■ **Work instructions**:
Find each line with the word "ΚΑΤΑΣΚΕΥΗ" and copy it.

★ ★ ★ ★ ★

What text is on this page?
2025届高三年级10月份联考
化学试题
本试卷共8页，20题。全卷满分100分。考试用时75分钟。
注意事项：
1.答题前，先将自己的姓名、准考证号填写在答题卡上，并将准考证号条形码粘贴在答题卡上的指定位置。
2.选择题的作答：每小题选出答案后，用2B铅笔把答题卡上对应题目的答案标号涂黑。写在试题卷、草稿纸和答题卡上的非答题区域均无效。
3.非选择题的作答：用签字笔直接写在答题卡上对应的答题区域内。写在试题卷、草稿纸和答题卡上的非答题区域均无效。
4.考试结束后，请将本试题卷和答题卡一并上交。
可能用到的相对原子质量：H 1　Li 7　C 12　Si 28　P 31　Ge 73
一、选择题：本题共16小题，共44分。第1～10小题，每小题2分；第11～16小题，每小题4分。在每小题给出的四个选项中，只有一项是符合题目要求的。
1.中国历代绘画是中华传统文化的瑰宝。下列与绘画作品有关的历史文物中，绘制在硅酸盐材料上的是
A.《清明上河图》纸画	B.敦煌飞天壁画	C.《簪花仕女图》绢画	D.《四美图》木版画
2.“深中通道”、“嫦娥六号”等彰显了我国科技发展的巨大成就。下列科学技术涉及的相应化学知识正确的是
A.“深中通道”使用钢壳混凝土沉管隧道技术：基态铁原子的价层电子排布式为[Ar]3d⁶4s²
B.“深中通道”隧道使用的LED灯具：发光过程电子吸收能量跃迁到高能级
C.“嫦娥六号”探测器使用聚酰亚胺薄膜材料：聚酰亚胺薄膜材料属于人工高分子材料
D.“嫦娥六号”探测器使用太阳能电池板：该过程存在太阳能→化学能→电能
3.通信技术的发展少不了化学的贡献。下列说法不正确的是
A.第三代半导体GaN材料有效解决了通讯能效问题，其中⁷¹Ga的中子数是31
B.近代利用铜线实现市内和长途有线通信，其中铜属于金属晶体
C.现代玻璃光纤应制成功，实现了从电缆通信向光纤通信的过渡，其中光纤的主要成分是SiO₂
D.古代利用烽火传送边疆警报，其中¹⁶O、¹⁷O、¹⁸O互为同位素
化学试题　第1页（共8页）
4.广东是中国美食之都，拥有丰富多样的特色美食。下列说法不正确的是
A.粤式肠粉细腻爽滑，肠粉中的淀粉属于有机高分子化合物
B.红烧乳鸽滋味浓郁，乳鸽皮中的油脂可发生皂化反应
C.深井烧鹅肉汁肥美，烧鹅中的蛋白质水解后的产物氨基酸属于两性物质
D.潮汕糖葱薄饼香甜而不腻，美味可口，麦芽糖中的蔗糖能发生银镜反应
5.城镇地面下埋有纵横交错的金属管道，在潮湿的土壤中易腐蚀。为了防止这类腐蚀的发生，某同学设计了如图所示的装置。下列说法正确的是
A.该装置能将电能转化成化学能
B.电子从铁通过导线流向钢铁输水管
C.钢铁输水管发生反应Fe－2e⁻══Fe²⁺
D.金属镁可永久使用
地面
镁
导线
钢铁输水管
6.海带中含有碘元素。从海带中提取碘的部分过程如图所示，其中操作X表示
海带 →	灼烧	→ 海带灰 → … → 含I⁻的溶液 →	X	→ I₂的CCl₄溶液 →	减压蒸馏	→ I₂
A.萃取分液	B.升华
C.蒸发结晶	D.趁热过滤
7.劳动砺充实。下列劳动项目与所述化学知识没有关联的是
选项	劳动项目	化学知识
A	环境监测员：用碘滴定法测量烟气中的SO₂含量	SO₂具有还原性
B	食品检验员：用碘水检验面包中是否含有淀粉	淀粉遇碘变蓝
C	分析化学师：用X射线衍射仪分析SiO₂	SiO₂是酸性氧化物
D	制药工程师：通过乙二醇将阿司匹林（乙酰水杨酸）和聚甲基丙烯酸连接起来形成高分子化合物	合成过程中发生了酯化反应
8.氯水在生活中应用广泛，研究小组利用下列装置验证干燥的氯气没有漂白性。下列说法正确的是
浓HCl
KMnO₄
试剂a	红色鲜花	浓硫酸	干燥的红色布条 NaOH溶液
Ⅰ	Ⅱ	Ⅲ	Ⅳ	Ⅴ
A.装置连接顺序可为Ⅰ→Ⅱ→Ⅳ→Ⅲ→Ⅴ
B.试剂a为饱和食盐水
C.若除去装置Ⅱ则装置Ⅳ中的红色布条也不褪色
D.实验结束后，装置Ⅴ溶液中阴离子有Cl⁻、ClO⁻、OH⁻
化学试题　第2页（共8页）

★ ★ ★ ★ ★

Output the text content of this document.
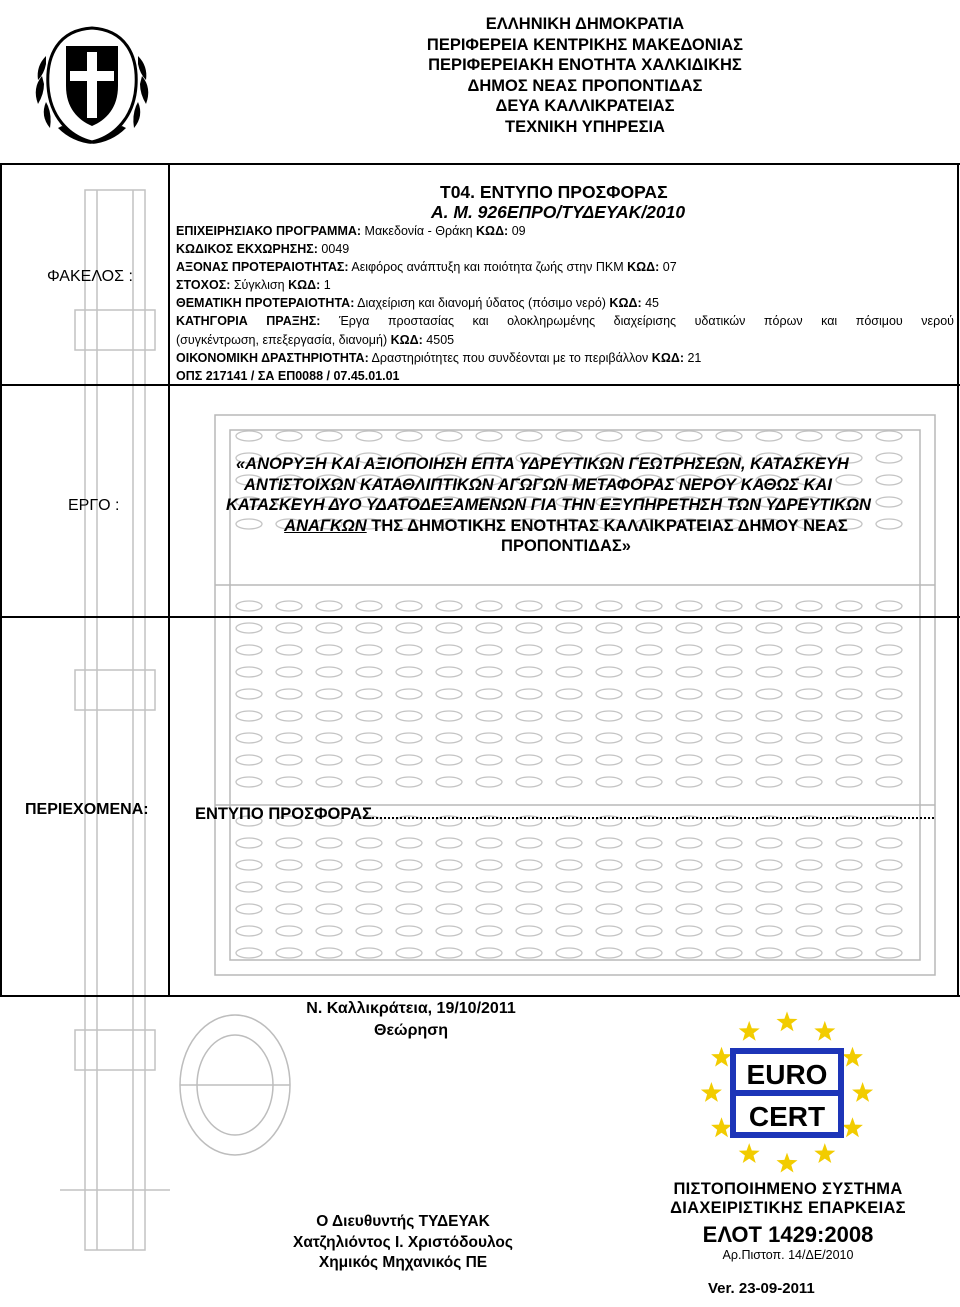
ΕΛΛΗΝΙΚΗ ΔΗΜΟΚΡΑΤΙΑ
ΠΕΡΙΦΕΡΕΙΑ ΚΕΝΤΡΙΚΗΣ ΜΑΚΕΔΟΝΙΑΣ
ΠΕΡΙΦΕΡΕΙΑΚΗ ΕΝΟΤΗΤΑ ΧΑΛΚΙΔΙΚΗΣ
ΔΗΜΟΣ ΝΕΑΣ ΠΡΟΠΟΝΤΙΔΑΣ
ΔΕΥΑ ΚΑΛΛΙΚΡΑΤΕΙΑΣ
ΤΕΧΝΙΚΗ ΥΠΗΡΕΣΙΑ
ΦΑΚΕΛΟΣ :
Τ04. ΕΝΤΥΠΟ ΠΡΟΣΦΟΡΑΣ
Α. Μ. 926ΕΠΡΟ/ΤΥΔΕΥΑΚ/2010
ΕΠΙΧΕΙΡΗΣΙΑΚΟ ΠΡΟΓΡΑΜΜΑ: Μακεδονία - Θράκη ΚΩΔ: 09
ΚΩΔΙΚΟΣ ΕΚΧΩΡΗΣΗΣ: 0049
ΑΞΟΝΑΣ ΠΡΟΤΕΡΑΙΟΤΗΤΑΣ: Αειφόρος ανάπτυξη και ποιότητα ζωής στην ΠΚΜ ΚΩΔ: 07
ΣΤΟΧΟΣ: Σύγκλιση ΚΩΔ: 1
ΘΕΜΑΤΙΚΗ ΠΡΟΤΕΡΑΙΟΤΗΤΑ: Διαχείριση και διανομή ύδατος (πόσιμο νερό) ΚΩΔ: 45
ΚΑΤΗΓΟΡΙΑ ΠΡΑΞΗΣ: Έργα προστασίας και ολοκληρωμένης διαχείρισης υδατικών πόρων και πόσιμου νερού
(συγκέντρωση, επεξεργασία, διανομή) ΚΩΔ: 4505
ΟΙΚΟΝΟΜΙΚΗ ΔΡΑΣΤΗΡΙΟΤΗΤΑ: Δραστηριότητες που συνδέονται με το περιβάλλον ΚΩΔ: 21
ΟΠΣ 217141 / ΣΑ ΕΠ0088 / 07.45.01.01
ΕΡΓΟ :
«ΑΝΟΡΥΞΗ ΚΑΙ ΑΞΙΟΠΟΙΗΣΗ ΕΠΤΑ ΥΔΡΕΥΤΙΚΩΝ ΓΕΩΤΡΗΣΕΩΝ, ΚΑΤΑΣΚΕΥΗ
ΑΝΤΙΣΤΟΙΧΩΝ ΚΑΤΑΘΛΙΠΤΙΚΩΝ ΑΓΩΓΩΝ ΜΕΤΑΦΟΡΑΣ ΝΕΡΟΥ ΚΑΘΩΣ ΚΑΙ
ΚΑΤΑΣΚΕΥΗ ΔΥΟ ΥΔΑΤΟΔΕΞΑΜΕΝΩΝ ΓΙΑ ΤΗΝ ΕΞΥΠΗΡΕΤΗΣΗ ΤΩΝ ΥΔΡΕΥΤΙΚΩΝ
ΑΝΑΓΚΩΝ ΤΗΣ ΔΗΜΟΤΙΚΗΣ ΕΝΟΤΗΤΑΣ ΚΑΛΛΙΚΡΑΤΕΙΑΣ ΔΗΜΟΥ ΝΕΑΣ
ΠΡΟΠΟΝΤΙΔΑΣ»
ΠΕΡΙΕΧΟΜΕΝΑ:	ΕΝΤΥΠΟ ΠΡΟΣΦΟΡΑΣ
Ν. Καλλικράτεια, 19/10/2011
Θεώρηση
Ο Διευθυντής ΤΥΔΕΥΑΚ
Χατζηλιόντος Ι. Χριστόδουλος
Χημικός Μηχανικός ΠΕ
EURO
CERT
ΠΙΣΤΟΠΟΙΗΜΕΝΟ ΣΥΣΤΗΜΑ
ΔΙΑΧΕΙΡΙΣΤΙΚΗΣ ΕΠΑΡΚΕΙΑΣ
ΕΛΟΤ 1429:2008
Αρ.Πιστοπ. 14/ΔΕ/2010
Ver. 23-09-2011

★ ★ ★ ★ ★

■ **Final result**:
«ΑΝΟΡΥΞΗ ΚΑΙ ΑΞΙΟΠΟΙΗΣΗ ΕΠΤΑ ΥΔΡΕΥΤΙΚΩΝ ΓΕΩΤΡΗΣΕΩΝ, ΚΑΤΑΣΚΕΥΗ
ΚΑΤΑΣΚΕΥΗ ΔΥΟ ΥΔΑΤΟΔΕΞΑΜΕΝΩΝ ΓΙΑ ΤΗΝ ΕΞΥΠΗΡΕΤΗΣΗ ΤΩΝ ΥΔΡΕΥΤΙΚΩΝ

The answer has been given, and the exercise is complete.